* [TINDAKAN YANG DIPERLUKAN]:
1. Jawab pertanyaan berikut berdasarkan artikel tentang Uwais al-Qarni.
(a) Siapa penulis buku Uwais al-Qarni: Mutiara Sufi yang Tersembunyi dan Terbaik dalam Kalangan Tabiin?
(b) Siapa nama ayah Uwais?
(c) Dari desa mana Uwais berasal, dan di dekat wilayah apa desa itu terletak?
2. Ketik ulang bagian artikel tentang Uwais al-Qarni, mulai dari "Kisah Uwais Al-Qarni, Pemuda" dan terus sampai "adalah Uwais al-Qarni.".
##### HALAMAN
×
Ad

Kisah Uwais Al-Qarni, Pemuda yang Tak Dikenal di Bumi tapi Terkenal di Langit

Salsa Dila Fitria Oktavianti - detikHikmah
Rabu, 03 Des 2025 05:00 WIB
Foto: Ilustrasi: Denny Putra/detikcom
Jakarta -

Dalam sejarah Islam, terdapat sosok yang tidak dikenal masyarakat luas pada masanya, tetapi justru dipuji di langit. Sosok itu adalah Uwais al-Qarni.

Kisah hidupnya banyak ditulis dalam literatur tasawuf dan biografi tabi'in, terutama dalam salah satu buku berjudul Uwais al-Qarni: Mutiara Sufi yang Tersembunyi dan Terbaik dalam Kalangan Tabiin karya Maulana Uwais Ahmed Akhtarul Qaderi. Buku tersebut menekankan bagaimana kesalehan, ketulusan, dan baktinya sosok Uwais al-Qarni kepada orang tua menjadikan Uwais sebagai teladan spiritual sepanjang zaman.

Asal Usul dan Kehidupan Awal Uwais al-Qarni

Uwais yang bernama lengkap Uwais bin Amir al-Qarani berasal dari Qaran, sebuah desa terpencil di dekat Nejed. Uwais merupakan anak dari Amir, sehingga memiliki nama lengkap Uwais bin Amir al-Qarni, karena beliau dilahirkan di desa yang bernama Qaran, sehingga beliau lebih terkenal dengan sebutan Uwais al-Qarni.
##########
##### INFORMASI TERCATAT
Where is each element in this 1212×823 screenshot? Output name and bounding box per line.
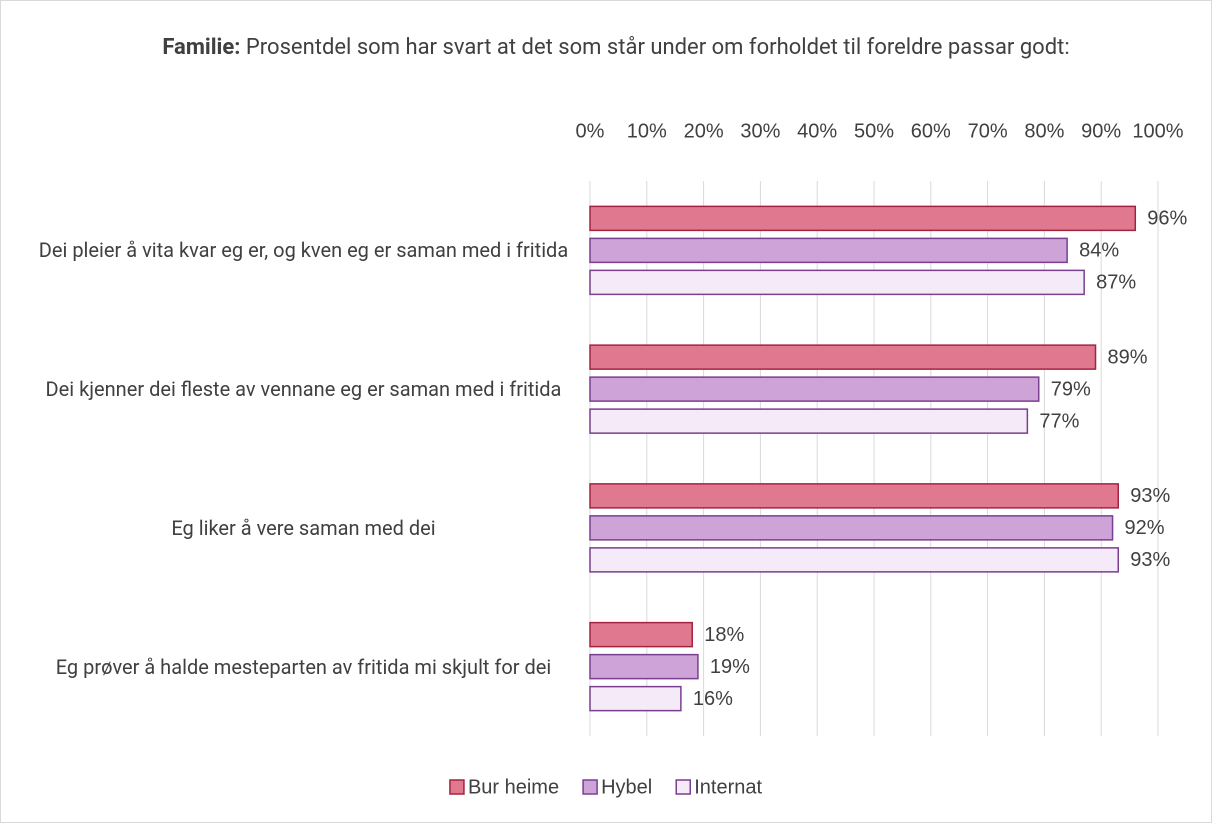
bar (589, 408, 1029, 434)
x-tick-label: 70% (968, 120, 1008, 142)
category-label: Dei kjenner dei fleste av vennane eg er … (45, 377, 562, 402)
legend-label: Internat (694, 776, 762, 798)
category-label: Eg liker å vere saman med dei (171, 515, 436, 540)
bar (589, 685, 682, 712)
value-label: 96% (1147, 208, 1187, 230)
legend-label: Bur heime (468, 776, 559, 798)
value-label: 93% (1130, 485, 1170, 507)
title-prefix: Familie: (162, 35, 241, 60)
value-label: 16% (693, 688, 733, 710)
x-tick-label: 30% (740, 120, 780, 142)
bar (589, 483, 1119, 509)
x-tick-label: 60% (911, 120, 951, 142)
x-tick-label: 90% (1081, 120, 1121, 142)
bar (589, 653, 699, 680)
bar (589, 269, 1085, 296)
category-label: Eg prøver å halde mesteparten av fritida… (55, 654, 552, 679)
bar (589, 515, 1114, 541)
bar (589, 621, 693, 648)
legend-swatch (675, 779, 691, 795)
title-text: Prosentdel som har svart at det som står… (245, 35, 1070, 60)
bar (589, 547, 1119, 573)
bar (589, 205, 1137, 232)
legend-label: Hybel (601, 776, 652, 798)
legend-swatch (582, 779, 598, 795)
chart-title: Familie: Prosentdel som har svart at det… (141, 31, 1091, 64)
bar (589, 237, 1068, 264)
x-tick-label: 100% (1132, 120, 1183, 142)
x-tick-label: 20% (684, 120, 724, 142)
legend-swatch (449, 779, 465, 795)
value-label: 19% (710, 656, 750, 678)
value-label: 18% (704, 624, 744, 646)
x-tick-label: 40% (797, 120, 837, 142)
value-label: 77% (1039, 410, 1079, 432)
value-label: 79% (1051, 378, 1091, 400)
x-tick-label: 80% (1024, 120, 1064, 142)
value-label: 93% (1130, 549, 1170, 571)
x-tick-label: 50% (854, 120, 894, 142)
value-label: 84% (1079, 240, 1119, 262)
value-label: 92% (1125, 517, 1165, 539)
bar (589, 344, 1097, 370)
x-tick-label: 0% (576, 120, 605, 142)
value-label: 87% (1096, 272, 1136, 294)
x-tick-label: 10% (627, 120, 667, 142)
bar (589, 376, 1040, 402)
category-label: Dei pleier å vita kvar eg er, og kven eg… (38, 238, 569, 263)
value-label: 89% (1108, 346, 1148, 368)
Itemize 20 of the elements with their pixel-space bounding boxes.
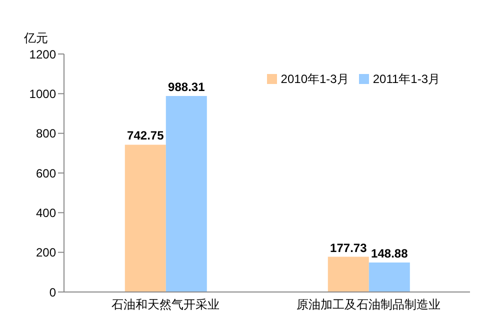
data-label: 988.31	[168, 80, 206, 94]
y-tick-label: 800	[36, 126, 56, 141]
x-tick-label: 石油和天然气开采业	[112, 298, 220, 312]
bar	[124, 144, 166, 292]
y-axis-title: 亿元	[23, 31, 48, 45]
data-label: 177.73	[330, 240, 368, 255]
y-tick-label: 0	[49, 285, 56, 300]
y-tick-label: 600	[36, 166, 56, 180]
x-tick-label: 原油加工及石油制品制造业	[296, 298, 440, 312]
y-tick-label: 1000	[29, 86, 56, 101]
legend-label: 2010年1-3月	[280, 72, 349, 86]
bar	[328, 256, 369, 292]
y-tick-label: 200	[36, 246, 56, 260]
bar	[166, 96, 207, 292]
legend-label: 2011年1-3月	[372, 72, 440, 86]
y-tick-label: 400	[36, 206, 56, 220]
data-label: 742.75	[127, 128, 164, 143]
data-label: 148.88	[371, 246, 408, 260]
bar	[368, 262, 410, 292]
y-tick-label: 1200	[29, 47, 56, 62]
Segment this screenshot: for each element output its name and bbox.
##########
* [JAWABAN TUGAS]:
1.
(a) Maulana Uwais Ahmed Akhtarul Qaderi.
(b) Amir.
(c) Dari Qaran, sebuah desa terpencil di dekat Nejed.

2.
Kisah Uwais Al-Qarni, Pemuda yang Tak Dikenal di Bumi tapi Terkenal di Langit

Salsa Dila Fitria Oktavianti - detikHikmah
Rabu, 03 Des 2025 05:00 WIB
Foto: Ilustrasi: Denny Putra/detikcom
Jakarta -

Dalam sejarah Islam, terdapat sosok yang tidak dikenal masyarakat luas pada masanya, tetapi justru dipuji di langit. Sosok itu adalah Uwais al-Qarni.